WHAT THE TASK REQUIRES –
Write out the line with "Read out every word on this page." and every later line through the end of the data below, exactly as given, with no pictures in the copy.

+++ RECORDS FOR THE EXERCISE +++

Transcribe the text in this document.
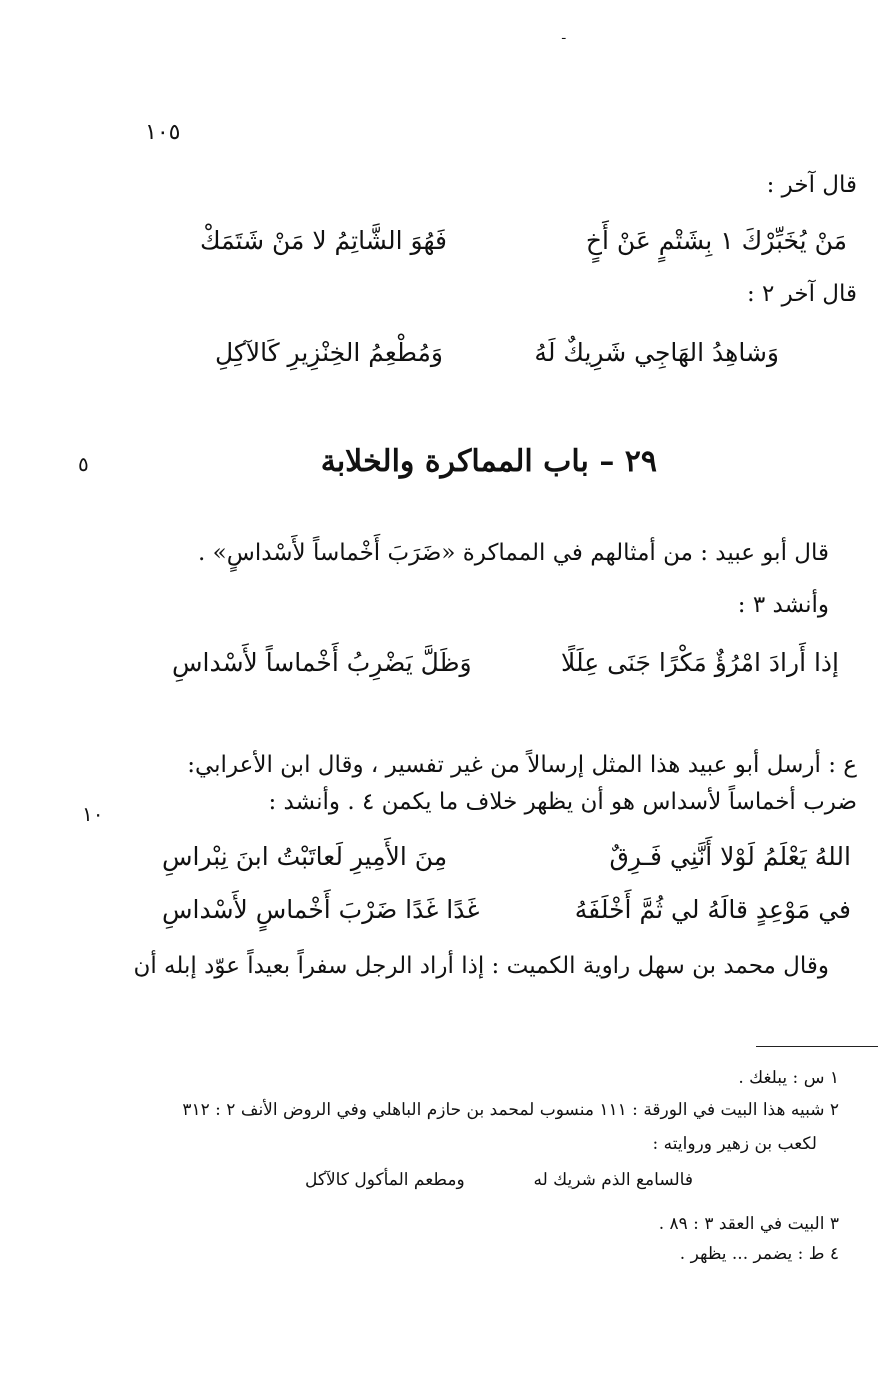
ـ
١٠٥
قال آخر :
مَنْ يُخَبِّرْكَ ١ بِشَتْمٍ عَنْ أَخٍ
فَهُوَ الشَّاتِمُ لا مَنْ شَتَمَكْ
قال آخر ٢ :
وَشاهِدُ الهَاجِي شَرِيكٌ لَهُ
وَمُطْعِمُ الخِنْزِيرِ كَالآكِلِ
٥	٢٩ – باب المماكرة والخلابة
قال أبو عبيد : من أمثالهم في المماكرة «ضَرَبَ أَخْماساً لأَسْداسٍ» .
وأنشد ٣ :
إذا أَرادَ امْرُؤٌ مَكْرًا جَنَى عِلَلًا
وَظَلَّ يَضْرِبُ أَخْماساً لأَسْداسِ
ع : أرسل أبو عبيد هذا المثل إرسالاً من غير تفسير ، وقال ابن الأعرابي:
١٠	ضرب أخماساً لأسداس هو أن يظهر خلاف ما يكمن ٤ . وأنشد :
اللهُ يَعْلَمُ لَوْلا أَنَّنِي فَـرِقٌ
مِنَ الأَمِيرِ لَعاتَبْتُ ابنَ نِبْراسِ
في مَوْعِدٍ قالَهُ لي ثُمَّ أَخْلَفَهُ
غَدًا غَدًا ضَرْبَ أَخْماسٍ لأَسْداسِ
وقال محمد بن سهل راوية الكميت : إذا أراد الرجل سفراً بعيداً عوّد إبله أن
١ س : يبلغك .
٢ شبيه هذا البيت في الورقة : ١١١ منسوب لمحمد بن حازم الباهلي وفي الروض الأنف ٢ : ٣١٢
لكعب بن زهير وروايته :
فالسامع الذم شريك له
ومطعم المأكول كالآكل
٣ البيت في العقد ٣ : ٨٩ .
٤ ط : يضمر ... يظهر .
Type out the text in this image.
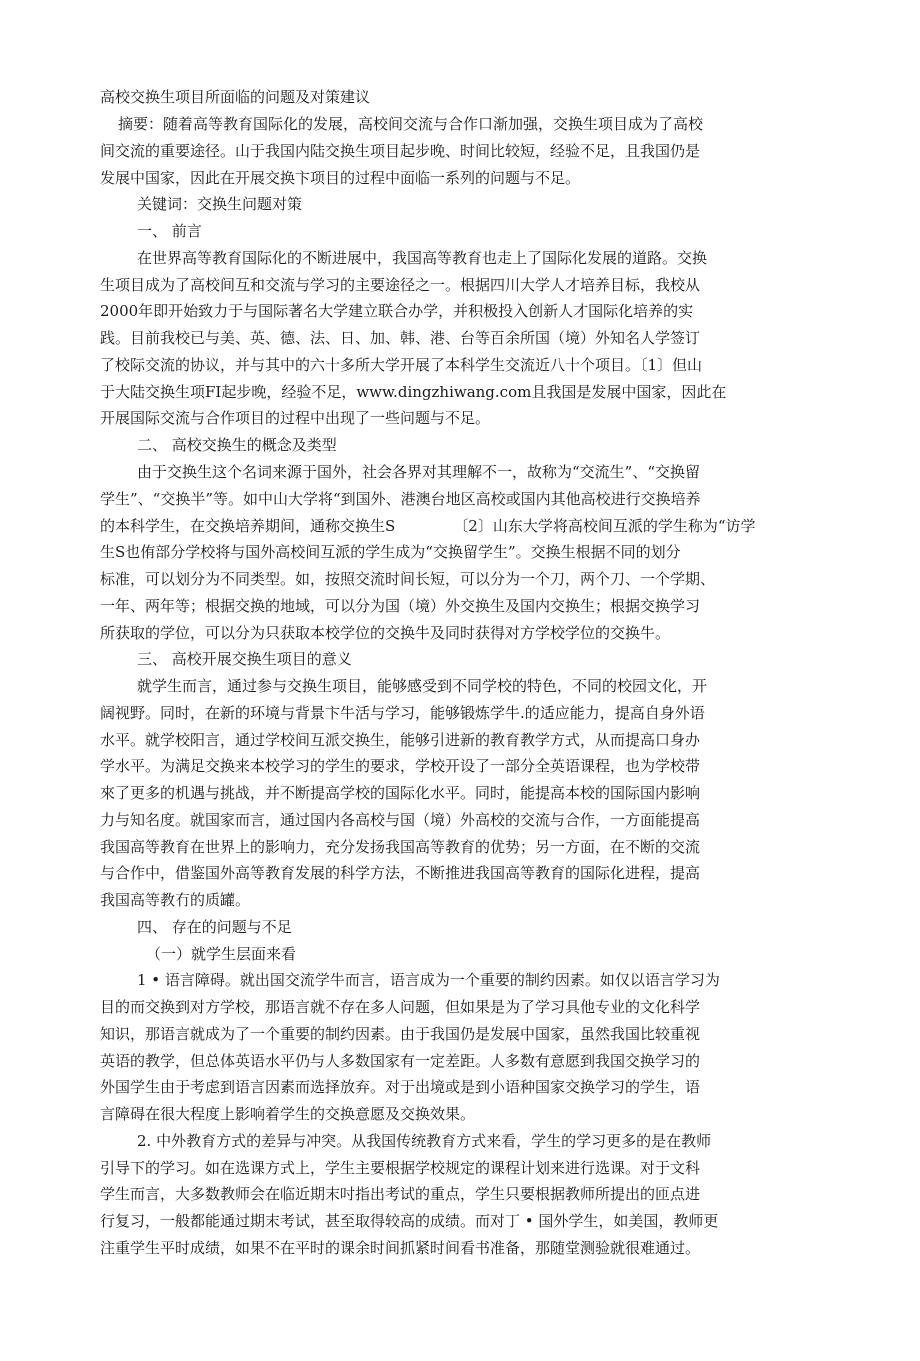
高校交换生项目所面临的问题及对策建议
摘要：随着高等教育国际化的发展，高校间交流与合作口渐加强，交换生项目成为了高校
间交流的重要途径。山于我国内陆交换生项目起步晚、时间比较短，经验不足，且我国仍是
发展中国家，因此在开展交换卞项目的过程中面临一系列的问题与不足。
关键词：交换生问题对策
一、 前言
在世界高等教育国际化的不断进展中，我国高等教育也走上了国际化发展的道路。交换
生项目成为了高校间互和交流与学习的主要途径之一。根据四川大学人才培养目标，我校从
2000年即开始致力于与国际著名大学建立联合办学，并积极投入创新人才国际化培养的实
践。目前我校已与美、英、德、法、日、加、韩、港、台等百余所国（境）外知名人学签订
了校际交流的协议，并与其中的六十多所大学开展了本科学生交流近八十个项目。〔1〕但山
于大陆交换生项FI起步晚，经验不足，www.dingzhiwang.com且我国是发展中国家，因此在
开展国际交流与合作项目的过程中出现了一些问题与不足。
二、 高校交换生的概念及类型
由于交换生这个名词来源于国外，社会各界对其理解不一，故称为“交流生”、“交换留
学生”、“交换半”等。如中山大学将“到国外、港澳台地区高校或国内其他高校进行交换培养
的本科学生，在交换培养期间，通称交换生S	〔2〕山东大学将高校间互派的学生称为“访学
生S也侑部分学校将与国外高校间互派的学生成为“交换留学生”。交换生根据不同的划分
标准，可以划分为不同类型。如，按照交流时间长短，可以分为一个刀，两个刀、一个学期、
一年、两年等；根据交换的地域，可以分为国（境）外交换生及国内交换生；根据交换学习
所获取的学位，可以分为只获取本校学位的交换牛及同时获得对方学校学位的交换牛。
三、 高校开展交换生项目的意义
就学生而言，通过参与交换生项目，能够感受到不同学校的特色，不同的校园文化，开
阔视野。同时，在新的环境与背景卞牛活与学习，能够锻炼学牛.的适应能力，提高自身外语
水平。就学校阳言，通过学校间互派交换生，能够引进新的教育教学方式，从而提高口身办
学水平。为满足交换来本校学习的学生的要求，学校开设了一部分全英语课程，也为学校带
來了更多的机遇与挑战，并不断提高学校的国际化水平。同时，能提高本校的国际国内影响
力与知名度。就国家而言，通过国内各高校与国（境）外高校的交流与合作，一方面能提高
我国高等教育在世界上的影响力，充分发扬我国高等教育的优势；另一方面，在不断的交流
与合作中，借鉴国外高等教育发展的科学方法，不断推进我国高等教育的国际化进程，提高
我国高等教冇的质罐。
四、 存在的问题与不足
（一）就学生层面来看
1 • 语言障碍。就出国交流学牛而言，语言成为一个重要的制约因素。如仅以语言学习为
目的而交换到对方学校，那语言就不存在多人问题，但如果是为了学习具他专业的文化科学
知识，那语言就成为了一个重要的制约因素。由于我国仍是发展中国家，虽然我国比较重视
英语的教学，但总体英语水平仍与人多数国家有一定差距。人多数有意愿到我国交换学习的
外国学生由于考虑到语言因素而选择放弃。对于出境或是到小语种国家交换学习的学生，语
言障碍在很大程度上影响着学生的交换意愿及交换效果。
2. 中外教育方式的差异与冲突。从我国传统教育方式来看，学生的学习更多的是在教师
引导下的学习。如在选课方式上，学生主要根据学校规定的课程计划来进行选课。对于文科
学生而言，大多数教师会在临近期末吋指出考试的重点，学生只要根据教师所提出的匝点进
行复习，一般都能通过期末考试，甚至取得较高的成绩。而对丁 • 国外学生，如美国，教师更
注重学生平时成绩，如果不在平时的课余时间抓紧时间看书准备，那随堂测验就很难通过。
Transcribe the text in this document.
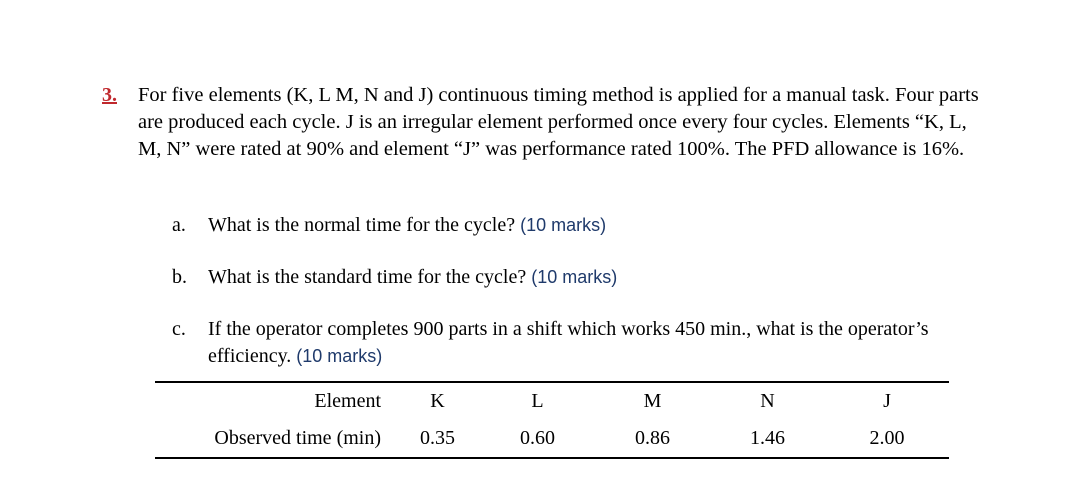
3. For five elements (K, L M, N and J) continuous timing method is applied for a manual task. Four parts are produced each cycle. J is an irregular element performed once every four cycles. Elements “K, L, M, N” were rated at 90% and element “J” was performance rated 100%. The PFD allowance is 16%.
a.	What is the normal time for the cycle? (10 marks)
b.	What is the standard time for the cycle? (10 marks)
c.	If the operator completes 900 parts in a shift which works 450 min., what is the operator’s efficiency. (10 marks)
Element	K	L	M	N	J
Observed time (min)	0.35	0.60	0.86	1.46	2.00
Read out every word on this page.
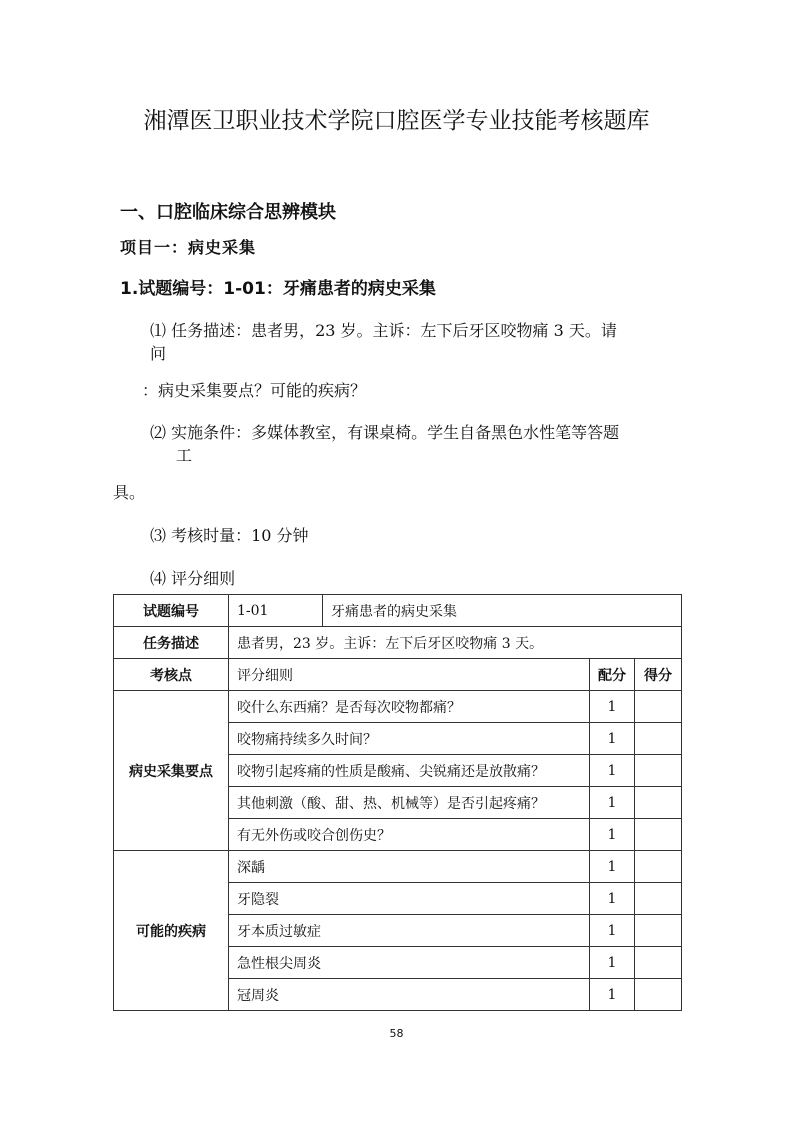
湘潭医卫职业技术学院口腔医学专业技能考核题库
一、口腔临床综合思辨模块
项目一：病史采集
1.试题编号：1-01：牙痛患者的病史采集
⑴ 任务描述：患者男，23 岁。主诉：左下后牙区咬物痛 3 天。请
问
：病史采集要点？可能的疾病？
⑵ 实施条件：多媒体教室，有课桌椅。学生自备黑色水性笔等答题
工
具。
⑶ 考核时量：10 分钟
⑷ 评分细则
试题编号	1-01	牙痛患者的病史采集		
任务描述	患者男，23 岁。主诉：左下后牙区咬物痛 3 天。			
考核点	评分细则		配分	得分
病史采集要点	咬什么东西痛？是否每次咬物都痛？		1	
	咬物痛持续多久时间？		1	
	咬物引起疼痛的性质是酸痛、尖锐痛还是放散痛？		1	
	其他刺激（酸、甜、热、机械等）是否引起疼痛？		1	
	有无外伤或咬合创伤史？		1	
可能的疾病	深龋		1	
	牙隐裂		1	
	牙本质过敏症		1	
	急性根尖周炎		1	
	冠周炎		1	
58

+++

ANSWER TO THIS TASK –
Read out every word on this page.
湘潭医卫职业技术学院口腔医学专业技能考核题库
一、口腔临床综合思辨模块
项目一：病史采集
1.试题编号：1-01：牙痛患者的病史采集
⑴ 任务描述：患者男，23 岁。主诉：左下后牙区咬物痛 3 天。请
问
：病史采集要点？可能的疾病？
⑵ 实施条件：多媒体教室，有课桌椅。学生自备黑色水性笔等答题
工
具。
⑶ 考核时量：10 分钟
⑷ 评分细则
试题编号	1-01	牙痛患者的病史采集		
任务描述	患者男，23 岁。主诉：左下后牙区咬物痛 3 天。			
考核点	评分细则		配分	得分
病史采集要点	咬什么东西痛？是否每次咬物都痛？		1	
	咬物痛持续多久时间？		1	
	咬物引起疼痛的性质是酸痛、尖锐痛还是放散痛？		1	
	其他刺激（酸、甜、热、机械等）是否引起疼痛？		1	
	有无外伤或咬合创伤史？		1	
可能的疾病	深龋		1	
	牙隐裂		1	
	牙本质过敏症		1	
	急性根尖周炎		1	
	冠周炎		1	
58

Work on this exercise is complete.